WORK TO DO:
Pictures do not belong in the copy; quote every entry below exactly.

LISTED RECORDS:

(begin)

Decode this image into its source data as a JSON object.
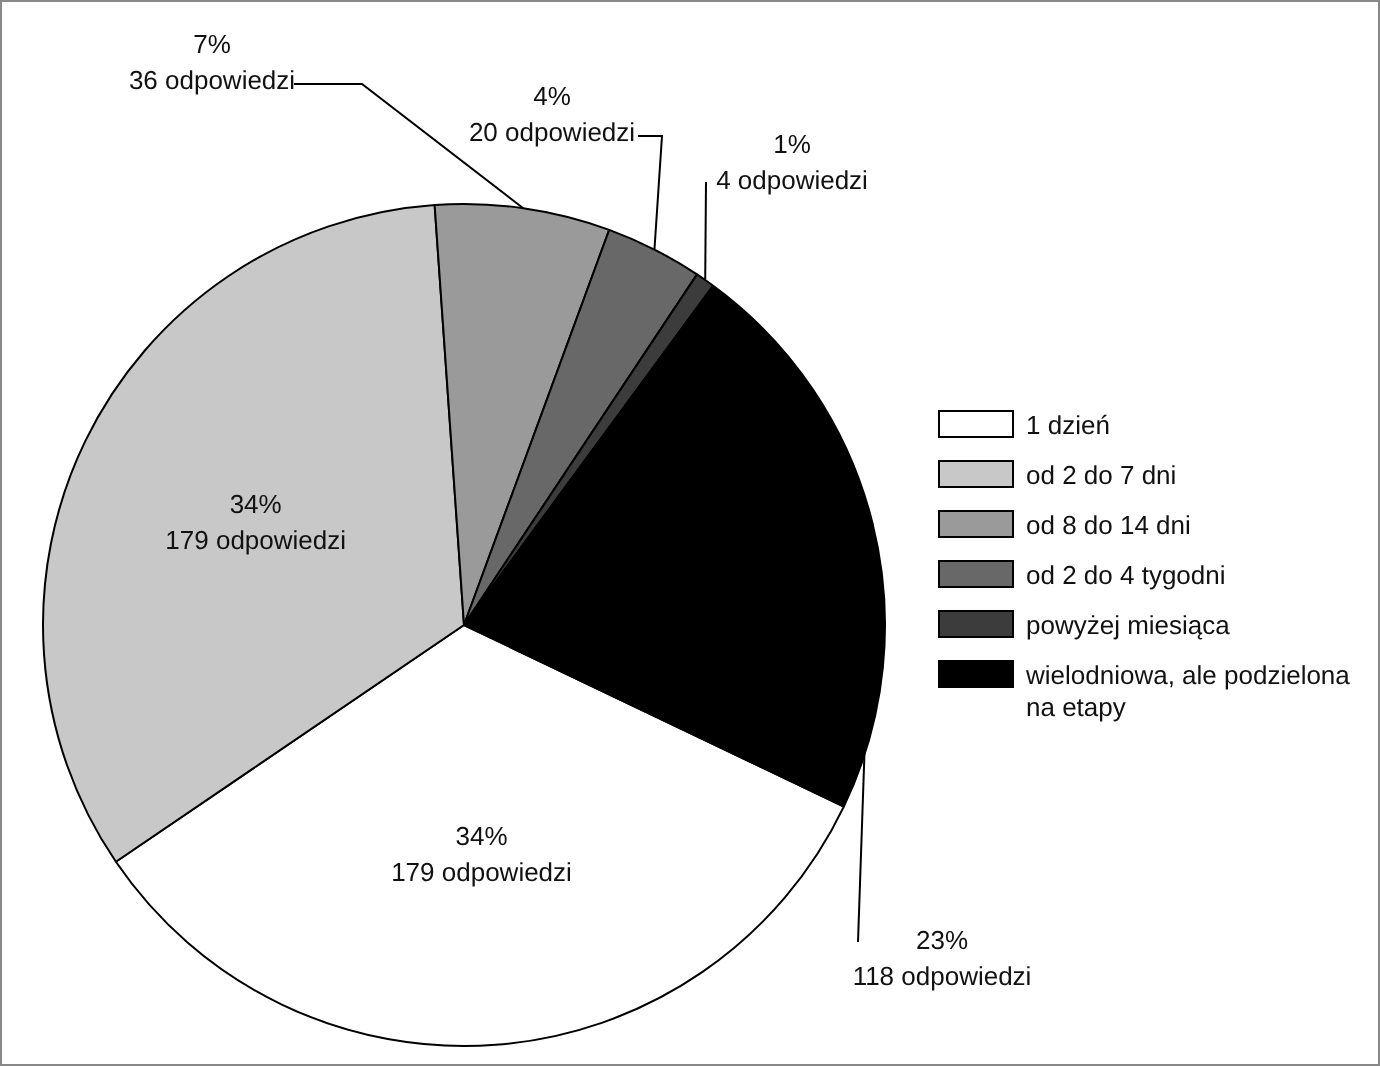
{
  "chart_data": {
    "type": "pie",
    "categories": [
      "1 dzień",
      "od 2 do 7 dni",
      "od 8 do 14 dni",
      "od 2 do 4 tygodni",
      "powyżej miesiąca",
      "wielodniowa, ale podzielona na etapy"
    ],
    "values": [
      179,
      179,
      36,
      20,
      4,
      118
    ],
    "value_labels": [
      "34%\n179 odpowiedzi",
      "34%\n179 odpowiedzi",
      "7%\n36 odpowiedzi",
      "4%\n20 odpowiedzi",
      "1%\n4 odpowiedzi",
      "23%\n118 odpowiedzi"
    ],
    "colors": [
      "#ffffff",
      "#c8c8c8",
      "#9a9a9a",
      "#686868",
      "#3c3c3c",
      "#000000"
    ],
    "legend": "right"
  }
}
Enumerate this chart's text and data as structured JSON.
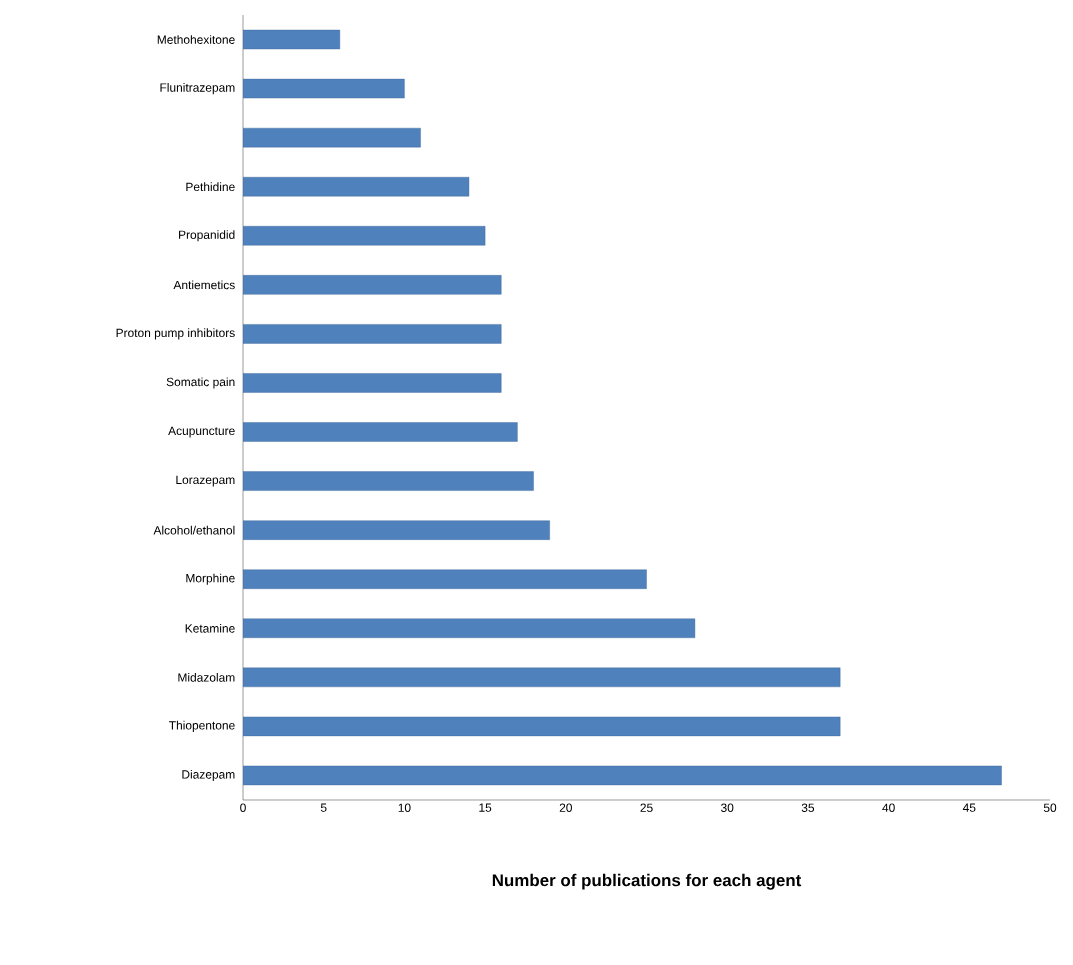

(end)

TASK RESULT:
Decode this image into its source data as a JSON object.
{
  "chart_data": {
    "type": "pie",
    "categories": [
      "1 dzień",
      "od 2 do 7 dni",
      "od 8 do 14 dni",
      "od 2 do 4 tygodni",
      "powyżej miesiąca",
      "wielodniowa, ale podzielona na etapy"
    ],
    "values": [
      179,
      179,
      36,
      20,
      4,
      118
    ],
    "value_labels": [
      "34%\n179 odpowiedzi",
      "34%\n179 odpowiedzi",
      "7%\n36 odpowiedzi",
      "4%\n20 odpowiedzi",
      "1%\n4 odpowiedzi",
      "23%\n118 odpowiedzi"
    ],
    "colors": [
      "#ffffff",
      "#c8c8c8",
      "#9a9a9a",
      "#686868",
      "#3c3c3c",
      "#000000"
    ],
    "legend": "right"
  }
}
Enumerate this chart's text and data as structured JSON.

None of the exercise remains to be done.